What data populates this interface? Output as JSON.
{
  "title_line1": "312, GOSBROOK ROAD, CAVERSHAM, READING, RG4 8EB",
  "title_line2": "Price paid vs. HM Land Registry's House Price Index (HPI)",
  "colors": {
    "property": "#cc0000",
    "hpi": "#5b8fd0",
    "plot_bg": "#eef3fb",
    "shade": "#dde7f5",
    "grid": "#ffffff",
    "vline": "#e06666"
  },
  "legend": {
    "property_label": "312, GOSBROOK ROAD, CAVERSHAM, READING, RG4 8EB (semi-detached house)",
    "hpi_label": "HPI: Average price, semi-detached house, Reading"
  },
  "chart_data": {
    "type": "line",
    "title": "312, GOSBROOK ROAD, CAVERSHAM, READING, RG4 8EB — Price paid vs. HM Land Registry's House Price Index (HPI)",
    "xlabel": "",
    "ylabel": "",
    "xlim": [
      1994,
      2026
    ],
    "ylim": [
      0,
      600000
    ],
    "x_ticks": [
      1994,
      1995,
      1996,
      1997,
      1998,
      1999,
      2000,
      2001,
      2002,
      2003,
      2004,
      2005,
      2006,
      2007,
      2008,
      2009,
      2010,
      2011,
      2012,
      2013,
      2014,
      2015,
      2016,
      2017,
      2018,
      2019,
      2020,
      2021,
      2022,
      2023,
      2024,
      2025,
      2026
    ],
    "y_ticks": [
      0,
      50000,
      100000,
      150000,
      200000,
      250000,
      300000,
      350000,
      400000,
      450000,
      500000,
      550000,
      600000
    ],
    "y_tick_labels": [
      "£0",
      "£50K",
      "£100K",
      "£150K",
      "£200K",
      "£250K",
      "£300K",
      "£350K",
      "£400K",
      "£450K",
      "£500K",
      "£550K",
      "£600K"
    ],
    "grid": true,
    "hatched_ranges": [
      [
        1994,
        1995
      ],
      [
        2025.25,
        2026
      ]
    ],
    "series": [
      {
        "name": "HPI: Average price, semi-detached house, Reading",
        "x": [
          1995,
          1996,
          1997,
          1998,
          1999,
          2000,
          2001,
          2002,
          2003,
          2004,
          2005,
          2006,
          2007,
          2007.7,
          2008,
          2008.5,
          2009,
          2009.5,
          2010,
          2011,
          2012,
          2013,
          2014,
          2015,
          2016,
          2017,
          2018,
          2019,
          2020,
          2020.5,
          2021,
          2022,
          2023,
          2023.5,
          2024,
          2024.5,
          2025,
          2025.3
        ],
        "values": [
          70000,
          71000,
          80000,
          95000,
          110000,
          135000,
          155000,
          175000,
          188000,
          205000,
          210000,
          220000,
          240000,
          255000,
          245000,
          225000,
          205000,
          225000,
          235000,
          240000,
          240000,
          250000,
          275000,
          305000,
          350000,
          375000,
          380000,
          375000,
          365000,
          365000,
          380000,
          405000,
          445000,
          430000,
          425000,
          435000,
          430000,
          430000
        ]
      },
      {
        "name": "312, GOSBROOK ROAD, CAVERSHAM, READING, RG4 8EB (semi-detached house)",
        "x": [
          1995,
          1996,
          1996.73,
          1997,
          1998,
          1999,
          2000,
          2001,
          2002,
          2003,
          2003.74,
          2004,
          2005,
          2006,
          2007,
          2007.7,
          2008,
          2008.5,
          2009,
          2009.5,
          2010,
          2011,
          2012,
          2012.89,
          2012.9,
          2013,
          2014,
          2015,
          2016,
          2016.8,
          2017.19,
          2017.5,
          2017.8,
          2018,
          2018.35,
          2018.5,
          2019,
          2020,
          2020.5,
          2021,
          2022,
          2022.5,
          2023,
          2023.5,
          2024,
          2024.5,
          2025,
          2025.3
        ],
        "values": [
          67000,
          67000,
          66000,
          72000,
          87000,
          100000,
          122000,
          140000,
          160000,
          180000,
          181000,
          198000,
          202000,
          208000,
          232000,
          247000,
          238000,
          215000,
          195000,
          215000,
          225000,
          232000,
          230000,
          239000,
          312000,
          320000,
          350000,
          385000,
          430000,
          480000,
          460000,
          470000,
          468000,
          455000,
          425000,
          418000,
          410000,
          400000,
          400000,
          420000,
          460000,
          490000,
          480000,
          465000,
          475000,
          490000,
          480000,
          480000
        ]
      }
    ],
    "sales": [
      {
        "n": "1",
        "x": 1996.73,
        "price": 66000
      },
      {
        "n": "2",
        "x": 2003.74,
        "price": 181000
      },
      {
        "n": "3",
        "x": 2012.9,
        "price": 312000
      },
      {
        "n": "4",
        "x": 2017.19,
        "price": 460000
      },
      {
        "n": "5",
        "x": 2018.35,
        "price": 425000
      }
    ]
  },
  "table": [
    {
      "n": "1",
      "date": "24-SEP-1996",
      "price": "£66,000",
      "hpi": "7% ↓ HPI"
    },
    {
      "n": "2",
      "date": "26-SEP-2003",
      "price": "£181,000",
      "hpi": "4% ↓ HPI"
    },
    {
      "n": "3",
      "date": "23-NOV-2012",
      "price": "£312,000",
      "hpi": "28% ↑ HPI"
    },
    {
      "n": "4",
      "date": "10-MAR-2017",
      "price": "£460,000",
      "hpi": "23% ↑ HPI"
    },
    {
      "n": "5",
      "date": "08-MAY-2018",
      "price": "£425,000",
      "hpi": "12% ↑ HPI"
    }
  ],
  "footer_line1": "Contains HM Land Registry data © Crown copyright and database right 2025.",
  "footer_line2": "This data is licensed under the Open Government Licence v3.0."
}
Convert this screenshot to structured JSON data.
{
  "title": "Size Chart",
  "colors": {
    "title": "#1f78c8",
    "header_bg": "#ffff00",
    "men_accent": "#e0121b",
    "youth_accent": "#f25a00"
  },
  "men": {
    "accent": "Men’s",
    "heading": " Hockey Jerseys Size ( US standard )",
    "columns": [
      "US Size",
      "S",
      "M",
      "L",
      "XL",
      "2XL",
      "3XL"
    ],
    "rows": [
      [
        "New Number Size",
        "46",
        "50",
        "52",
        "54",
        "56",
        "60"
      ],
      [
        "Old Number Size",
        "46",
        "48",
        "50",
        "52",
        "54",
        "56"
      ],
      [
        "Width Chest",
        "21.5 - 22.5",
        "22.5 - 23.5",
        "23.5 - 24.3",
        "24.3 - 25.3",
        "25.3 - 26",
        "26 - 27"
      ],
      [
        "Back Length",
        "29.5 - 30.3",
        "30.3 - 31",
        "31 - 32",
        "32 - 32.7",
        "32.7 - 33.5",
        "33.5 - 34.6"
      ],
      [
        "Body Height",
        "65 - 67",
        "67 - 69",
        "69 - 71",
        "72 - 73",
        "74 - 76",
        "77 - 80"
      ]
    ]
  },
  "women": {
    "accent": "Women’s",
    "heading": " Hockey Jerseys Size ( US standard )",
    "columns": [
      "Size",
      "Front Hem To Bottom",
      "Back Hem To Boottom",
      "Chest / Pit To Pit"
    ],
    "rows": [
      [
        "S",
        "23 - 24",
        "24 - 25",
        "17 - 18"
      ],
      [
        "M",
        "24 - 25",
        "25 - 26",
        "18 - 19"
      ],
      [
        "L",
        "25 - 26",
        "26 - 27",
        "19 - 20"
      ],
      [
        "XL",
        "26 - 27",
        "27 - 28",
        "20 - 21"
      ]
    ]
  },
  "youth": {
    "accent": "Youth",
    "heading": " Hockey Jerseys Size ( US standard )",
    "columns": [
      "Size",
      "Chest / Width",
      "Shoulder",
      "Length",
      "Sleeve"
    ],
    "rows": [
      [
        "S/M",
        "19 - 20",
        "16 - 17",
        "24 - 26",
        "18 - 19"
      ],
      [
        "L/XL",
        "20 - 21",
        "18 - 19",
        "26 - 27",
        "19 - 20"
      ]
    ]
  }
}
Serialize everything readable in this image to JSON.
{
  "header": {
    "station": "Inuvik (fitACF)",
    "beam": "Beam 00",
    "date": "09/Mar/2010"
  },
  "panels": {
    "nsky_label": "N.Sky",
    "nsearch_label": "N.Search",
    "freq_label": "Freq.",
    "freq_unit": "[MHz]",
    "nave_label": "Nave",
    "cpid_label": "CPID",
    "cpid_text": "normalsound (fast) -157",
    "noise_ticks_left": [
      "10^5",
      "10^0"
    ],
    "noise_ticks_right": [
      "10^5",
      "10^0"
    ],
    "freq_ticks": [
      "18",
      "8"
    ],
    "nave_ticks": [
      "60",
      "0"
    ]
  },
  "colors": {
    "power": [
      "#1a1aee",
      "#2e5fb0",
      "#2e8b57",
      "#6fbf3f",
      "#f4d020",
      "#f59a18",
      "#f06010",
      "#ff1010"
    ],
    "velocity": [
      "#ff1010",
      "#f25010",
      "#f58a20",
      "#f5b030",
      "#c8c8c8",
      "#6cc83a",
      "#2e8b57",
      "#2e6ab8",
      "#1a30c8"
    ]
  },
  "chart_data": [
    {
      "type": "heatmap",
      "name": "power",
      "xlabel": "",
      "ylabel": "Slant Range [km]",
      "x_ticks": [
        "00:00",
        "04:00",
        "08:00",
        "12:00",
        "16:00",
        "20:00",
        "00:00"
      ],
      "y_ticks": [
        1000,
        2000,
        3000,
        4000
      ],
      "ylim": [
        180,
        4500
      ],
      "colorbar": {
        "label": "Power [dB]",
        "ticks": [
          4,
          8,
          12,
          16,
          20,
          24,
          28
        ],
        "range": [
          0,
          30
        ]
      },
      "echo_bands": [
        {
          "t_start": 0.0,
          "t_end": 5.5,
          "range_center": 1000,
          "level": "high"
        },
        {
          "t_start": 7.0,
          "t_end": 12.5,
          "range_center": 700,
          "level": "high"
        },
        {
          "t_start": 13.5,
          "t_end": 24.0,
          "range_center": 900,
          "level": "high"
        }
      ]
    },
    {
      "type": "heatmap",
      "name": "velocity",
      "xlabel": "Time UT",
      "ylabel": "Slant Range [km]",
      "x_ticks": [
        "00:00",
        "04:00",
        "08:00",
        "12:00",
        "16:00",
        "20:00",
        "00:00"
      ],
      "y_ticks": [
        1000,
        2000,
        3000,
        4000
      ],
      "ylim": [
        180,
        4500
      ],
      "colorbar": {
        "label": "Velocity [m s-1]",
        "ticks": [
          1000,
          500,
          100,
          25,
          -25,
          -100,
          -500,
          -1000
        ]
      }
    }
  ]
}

________________________________________

INSTRUCTIONS TO FOLLOW: Copy out each line of the data where the string "Land" appears.

WRITTEN ANSWER:
  "title_line2": "Price paid vs. HM Land Registry's House Price Index (HPI)",
    "title": "312, GOSBROOK ROAD, CAVERSHAM, READING, RG4 8EB — Price paid vs. HM Land Registry's House Price Index (HPI)",
  "footer_line1": "Contains HM Land Registry data © Crown copyright and database right 2025.",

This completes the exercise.